>>>

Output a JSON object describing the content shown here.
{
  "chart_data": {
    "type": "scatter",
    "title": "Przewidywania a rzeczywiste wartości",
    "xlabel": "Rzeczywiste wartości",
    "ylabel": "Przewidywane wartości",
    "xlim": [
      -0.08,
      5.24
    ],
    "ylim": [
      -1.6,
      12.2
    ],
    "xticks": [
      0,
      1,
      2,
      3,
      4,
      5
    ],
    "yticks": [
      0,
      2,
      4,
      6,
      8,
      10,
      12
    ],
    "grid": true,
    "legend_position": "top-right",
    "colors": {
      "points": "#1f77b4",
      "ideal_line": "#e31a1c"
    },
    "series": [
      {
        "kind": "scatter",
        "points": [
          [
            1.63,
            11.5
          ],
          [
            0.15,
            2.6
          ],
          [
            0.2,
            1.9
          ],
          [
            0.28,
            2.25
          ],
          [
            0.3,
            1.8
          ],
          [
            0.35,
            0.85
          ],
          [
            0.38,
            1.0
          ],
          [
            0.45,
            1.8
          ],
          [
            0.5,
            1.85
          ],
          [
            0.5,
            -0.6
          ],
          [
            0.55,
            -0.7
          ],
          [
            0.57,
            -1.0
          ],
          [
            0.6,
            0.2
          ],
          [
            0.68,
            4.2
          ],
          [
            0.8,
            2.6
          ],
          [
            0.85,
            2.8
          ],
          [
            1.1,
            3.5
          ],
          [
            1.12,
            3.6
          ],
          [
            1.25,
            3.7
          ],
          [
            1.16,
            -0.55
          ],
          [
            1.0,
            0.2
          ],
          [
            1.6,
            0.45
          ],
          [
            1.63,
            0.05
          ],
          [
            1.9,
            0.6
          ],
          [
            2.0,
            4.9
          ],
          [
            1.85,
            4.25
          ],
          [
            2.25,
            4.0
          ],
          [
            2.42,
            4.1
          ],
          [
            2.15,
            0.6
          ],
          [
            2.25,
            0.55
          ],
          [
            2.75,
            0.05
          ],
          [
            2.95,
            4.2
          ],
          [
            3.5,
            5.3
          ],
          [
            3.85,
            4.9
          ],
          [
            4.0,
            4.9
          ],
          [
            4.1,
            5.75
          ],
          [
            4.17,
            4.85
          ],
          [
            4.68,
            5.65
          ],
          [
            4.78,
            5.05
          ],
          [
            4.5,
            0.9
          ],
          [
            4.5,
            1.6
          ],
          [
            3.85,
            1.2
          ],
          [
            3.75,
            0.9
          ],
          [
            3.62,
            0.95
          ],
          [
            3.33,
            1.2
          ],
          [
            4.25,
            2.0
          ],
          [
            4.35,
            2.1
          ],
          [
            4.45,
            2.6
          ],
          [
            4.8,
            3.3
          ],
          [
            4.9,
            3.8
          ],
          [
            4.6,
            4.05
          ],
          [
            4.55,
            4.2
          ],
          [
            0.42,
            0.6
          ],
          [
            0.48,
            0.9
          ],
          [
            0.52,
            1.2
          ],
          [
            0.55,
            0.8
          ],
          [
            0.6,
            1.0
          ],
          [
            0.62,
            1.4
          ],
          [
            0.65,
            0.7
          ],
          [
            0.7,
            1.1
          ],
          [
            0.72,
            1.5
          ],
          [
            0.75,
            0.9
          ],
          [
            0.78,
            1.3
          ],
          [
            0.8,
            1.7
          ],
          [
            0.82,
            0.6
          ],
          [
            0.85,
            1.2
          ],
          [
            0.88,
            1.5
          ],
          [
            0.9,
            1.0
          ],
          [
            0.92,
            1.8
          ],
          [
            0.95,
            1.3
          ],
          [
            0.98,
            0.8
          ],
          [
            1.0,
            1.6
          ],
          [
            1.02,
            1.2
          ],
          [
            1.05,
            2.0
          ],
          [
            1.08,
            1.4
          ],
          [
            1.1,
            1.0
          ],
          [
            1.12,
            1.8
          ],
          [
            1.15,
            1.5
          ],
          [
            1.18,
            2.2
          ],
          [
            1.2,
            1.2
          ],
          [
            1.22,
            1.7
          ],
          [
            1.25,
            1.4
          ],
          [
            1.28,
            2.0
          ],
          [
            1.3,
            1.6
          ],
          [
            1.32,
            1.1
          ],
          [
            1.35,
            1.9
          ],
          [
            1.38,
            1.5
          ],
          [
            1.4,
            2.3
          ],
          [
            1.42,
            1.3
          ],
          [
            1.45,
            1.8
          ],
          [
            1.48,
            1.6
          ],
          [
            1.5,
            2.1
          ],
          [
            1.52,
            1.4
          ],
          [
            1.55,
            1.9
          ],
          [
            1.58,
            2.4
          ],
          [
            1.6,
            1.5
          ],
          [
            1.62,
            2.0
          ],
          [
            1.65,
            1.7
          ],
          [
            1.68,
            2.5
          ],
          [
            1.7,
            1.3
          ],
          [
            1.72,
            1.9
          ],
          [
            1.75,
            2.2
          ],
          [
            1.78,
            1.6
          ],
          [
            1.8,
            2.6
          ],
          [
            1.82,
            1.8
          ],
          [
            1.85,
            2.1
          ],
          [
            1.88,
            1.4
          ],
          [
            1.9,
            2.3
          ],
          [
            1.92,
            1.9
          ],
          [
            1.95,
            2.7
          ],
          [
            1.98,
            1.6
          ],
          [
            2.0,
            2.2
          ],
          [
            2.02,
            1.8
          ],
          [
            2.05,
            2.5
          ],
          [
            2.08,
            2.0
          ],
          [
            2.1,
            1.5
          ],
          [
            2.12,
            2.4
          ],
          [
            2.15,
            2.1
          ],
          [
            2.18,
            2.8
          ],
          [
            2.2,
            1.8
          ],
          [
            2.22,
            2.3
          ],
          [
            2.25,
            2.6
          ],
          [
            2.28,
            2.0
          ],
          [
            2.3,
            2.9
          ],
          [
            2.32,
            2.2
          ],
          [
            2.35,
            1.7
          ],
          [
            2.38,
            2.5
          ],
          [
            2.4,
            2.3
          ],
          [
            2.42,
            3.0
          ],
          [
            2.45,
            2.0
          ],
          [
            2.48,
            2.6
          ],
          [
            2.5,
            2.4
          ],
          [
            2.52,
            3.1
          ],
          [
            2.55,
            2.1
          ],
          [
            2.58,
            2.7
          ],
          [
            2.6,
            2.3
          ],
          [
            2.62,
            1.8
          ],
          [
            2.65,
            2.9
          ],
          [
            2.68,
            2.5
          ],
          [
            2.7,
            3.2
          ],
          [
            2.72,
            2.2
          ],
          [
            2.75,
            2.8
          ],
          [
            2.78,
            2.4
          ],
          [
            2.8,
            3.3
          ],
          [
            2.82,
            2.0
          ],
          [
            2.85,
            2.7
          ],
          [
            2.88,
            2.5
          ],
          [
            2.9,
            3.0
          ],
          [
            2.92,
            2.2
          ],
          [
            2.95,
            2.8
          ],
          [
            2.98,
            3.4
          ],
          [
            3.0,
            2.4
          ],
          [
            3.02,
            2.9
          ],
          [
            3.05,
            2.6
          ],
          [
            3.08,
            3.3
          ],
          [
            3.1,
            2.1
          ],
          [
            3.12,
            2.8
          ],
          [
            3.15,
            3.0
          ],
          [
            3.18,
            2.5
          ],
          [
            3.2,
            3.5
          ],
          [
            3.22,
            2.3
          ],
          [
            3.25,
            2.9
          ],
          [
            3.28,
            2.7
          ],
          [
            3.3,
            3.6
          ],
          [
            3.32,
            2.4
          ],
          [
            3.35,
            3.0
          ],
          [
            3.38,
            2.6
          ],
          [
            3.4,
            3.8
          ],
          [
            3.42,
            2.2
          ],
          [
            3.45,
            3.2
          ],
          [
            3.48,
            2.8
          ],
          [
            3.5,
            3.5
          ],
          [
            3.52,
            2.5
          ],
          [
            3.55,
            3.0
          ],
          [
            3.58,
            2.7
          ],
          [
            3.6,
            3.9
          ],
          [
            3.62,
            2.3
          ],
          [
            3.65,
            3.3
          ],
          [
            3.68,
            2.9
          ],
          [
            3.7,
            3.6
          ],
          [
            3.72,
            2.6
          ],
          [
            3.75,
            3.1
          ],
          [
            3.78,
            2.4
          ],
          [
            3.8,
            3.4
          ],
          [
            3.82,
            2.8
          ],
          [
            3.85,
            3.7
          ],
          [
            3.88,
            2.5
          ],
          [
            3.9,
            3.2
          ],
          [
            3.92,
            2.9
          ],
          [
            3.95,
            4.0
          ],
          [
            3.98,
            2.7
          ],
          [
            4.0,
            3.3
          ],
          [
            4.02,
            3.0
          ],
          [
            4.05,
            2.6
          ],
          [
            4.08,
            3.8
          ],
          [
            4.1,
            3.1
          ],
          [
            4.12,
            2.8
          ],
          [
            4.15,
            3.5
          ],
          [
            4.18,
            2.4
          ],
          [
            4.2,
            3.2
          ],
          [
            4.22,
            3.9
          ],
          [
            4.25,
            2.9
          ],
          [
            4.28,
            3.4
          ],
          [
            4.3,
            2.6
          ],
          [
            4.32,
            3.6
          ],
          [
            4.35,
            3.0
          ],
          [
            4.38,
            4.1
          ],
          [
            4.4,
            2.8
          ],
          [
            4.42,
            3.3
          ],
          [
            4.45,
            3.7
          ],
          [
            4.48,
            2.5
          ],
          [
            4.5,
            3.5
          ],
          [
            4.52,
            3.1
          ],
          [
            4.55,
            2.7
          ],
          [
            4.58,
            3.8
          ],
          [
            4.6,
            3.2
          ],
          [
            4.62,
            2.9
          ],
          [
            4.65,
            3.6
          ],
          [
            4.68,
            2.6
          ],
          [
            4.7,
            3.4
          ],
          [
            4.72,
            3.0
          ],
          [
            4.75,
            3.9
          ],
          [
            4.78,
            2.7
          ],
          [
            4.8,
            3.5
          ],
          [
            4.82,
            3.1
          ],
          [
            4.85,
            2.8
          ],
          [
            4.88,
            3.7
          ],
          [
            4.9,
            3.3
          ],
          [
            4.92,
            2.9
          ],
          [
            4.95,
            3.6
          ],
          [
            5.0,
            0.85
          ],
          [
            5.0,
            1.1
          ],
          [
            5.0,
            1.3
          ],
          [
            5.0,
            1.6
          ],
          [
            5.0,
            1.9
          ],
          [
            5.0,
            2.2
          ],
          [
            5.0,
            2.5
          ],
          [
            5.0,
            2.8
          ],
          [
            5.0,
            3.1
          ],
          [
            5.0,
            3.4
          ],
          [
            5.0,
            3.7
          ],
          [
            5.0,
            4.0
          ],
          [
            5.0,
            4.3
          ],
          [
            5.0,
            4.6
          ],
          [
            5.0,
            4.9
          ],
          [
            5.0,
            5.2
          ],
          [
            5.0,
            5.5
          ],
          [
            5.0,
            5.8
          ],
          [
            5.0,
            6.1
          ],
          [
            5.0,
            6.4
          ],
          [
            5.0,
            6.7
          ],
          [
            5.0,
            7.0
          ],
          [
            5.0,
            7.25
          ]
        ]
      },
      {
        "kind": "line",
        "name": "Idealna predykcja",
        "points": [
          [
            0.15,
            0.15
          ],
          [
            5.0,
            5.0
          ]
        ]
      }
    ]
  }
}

<<<

> WRITTEN PROBLEM
Locate all lines that include the word "wartości" and copy them out.

> RESULT OF THIS TASK
    "title": "Przewidywania a rzeczywiste wartości",
    "xlabel": "Rzeczywiste wartości",
    "ylabel": "Przewidywane wartości",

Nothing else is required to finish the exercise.